Exactly how many lines have the word "manet"? Answer with the bare number.

[GIVEN ENTRIES]:

_____

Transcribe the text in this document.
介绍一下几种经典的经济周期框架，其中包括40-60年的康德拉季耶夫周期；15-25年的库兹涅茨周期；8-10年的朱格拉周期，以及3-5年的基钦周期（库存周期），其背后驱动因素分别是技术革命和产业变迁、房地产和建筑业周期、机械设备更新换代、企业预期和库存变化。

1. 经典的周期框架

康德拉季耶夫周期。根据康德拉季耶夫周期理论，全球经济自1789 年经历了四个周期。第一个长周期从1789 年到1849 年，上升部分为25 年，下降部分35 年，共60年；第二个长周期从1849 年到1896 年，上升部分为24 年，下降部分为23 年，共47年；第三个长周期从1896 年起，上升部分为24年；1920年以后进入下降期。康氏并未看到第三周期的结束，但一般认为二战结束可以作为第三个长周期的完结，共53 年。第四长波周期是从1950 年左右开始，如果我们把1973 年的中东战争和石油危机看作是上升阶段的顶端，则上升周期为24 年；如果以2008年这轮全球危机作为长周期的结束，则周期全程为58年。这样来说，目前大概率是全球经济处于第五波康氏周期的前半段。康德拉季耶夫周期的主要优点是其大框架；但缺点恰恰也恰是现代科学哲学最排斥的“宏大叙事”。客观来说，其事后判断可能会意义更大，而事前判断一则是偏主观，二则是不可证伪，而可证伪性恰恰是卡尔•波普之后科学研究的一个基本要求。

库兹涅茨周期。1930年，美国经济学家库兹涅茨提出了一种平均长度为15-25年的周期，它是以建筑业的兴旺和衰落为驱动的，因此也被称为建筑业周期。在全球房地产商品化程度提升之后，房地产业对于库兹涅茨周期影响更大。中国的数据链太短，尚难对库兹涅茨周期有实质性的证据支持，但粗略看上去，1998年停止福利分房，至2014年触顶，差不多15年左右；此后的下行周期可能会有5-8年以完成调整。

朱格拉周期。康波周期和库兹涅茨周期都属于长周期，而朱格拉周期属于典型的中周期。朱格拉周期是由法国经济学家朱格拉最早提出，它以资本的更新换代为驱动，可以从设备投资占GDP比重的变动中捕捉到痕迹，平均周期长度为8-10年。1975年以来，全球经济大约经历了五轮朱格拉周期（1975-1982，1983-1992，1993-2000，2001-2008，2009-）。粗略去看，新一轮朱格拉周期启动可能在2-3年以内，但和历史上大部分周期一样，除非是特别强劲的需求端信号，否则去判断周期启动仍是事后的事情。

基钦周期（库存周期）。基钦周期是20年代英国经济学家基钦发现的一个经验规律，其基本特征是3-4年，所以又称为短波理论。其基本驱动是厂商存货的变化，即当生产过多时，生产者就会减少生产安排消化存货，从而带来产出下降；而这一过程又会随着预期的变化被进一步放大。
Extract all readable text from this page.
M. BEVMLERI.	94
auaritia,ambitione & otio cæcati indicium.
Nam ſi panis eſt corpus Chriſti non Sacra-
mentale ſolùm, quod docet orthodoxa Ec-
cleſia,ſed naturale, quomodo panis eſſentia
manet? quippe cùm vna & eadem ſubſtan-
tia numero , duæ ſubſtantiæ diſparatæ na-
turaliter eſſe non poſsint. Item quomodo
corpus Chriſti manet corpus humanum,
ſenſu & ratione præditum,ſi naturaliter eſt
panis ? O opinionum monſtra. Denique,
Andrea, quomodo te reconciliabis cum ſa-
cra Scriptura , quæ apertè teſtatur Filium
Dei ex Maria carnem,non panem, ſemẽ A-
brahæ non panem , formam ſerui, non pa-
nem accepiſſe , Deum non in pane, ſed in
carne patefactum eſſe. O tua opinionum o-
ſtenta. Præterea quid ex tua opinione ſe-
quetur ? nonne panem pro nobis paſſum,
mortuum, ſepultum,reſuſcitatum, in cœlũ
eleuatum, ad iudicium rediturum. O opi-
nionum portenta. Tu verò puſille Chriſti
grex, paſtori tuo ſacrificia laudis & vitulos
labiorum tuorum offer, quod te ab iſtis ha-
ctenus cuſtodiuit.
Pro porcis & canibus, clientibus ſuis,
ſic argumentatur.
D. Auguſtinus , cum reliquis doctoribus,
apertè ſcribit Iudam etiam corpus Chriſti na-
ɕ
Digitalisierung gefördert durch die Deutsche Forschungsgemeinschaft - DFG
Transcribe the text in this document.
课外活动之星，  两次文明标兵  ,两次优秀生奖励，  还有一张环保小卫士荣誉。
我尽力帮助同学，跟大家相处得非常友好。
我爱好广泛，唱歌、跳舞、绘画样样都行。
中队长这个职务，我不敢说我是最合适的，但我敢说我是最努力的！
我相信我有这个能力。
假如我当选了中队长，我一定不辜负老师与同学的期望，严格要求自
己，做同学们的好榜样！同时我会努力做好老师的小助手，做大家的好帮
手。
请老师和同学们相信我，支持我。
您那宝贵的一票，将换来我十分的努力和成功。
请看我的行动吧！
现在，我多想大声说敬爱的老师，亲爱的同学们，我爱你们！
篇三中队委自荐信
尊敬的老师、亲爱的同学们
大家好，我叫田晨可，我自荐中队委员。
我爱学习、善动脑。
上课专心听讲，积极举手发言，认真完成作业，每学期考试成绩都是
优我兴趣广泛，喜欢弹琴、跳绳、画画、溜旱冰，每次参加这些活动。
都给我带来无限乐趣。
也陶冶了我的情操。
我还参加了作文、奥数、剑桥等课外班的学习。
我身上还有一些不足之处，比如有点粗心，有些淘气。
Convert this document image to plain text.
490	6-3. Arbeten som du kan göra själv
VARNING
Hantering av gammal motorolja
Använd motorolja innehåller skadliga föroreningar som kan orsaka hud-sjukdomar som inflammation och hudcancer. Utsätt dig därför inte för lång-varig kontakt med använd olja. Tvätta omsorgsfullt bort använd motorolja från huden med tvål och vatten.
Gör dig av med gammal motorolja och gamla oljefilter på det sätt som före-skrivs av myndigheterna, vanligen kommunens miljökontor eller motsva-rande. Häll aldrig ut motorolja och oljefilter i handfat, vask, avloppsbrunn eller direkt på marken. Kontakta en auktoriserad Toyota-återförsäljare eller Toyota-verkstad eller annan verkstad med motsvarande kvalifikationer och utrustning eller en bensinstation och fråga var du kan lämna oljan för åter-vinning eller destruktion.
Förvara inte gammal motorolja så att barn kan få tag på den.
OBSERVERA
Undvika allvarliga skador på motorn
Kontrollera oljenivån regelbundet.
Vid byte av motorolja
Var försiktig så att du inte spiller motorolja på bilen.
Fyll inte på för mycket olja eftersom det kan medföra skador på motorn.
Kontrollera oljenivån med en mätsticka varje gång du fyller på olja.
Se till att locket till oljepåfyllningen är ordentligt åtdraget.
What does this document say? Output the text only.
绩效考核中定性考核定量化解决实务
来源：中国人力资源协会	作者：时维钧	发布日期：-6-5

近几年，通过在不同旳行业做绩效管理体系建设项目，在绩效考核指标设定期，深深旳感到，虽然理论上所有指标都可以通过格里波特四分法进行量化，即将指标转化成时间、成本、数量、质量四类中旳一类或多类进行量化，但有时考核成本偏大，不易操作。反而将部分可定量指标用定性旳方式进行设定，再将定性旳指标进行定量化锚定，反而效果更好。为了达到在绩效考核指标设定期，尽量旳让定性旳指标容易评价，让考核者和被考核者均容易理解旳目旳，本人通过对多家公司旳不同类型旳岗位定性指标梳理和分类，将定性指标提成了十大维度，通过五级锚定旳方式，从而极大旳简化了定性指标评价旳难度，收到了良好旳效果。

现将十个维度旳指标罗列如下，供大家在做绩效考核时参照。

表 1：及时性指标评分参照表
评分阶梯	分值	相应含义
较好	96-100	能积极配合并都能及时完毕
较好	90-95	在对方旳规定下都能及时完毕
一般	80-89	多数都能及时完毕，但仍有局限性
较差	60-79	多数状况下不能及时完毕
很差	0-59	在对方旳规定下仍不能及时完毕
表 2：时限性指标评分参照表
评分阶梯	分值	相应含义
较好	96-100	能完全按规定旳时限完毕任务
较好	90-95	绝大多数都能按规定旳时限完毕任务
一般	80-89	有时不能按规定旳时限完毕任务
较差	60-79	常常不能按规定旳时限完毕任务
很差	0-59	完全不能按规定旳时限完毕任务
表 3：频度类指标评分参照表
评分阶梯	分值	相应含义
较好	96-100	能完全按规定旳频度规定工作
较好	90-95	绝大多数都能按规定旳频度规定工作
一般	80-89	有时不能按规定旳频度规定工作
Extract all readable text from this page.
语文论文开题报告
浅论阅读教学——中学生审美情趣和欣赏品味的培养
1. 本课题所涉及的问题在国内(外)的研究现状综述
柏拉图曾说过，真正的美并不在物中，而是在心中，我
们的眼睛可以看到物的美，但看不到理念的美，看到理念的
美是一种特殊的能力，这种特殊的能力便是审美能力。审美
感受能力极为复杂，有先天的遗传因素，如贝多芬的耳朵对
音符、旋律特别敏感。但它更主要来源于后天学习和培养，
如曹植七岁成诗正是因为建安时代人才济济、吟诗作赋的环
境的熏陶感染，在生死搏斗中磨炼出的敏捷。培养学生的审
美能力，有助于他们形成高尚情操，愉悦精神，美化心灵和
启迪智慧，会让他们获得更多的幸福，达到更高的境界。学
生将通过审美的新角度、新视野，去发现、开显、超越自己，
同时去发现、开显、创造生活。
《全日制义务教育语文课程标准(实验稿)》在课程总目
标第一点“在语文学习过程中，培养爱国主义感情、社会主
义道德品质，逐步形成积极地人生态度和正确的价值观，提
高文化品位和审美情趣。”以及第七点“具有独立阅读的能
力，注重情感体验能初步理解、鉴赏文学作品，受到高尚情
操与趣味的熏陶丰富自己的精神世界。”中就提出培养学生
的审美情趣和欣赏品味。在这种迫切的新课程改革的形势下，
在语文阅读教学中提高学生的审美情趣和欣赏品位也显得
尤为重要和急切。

_____

[WRITTEN ANSWER]: 2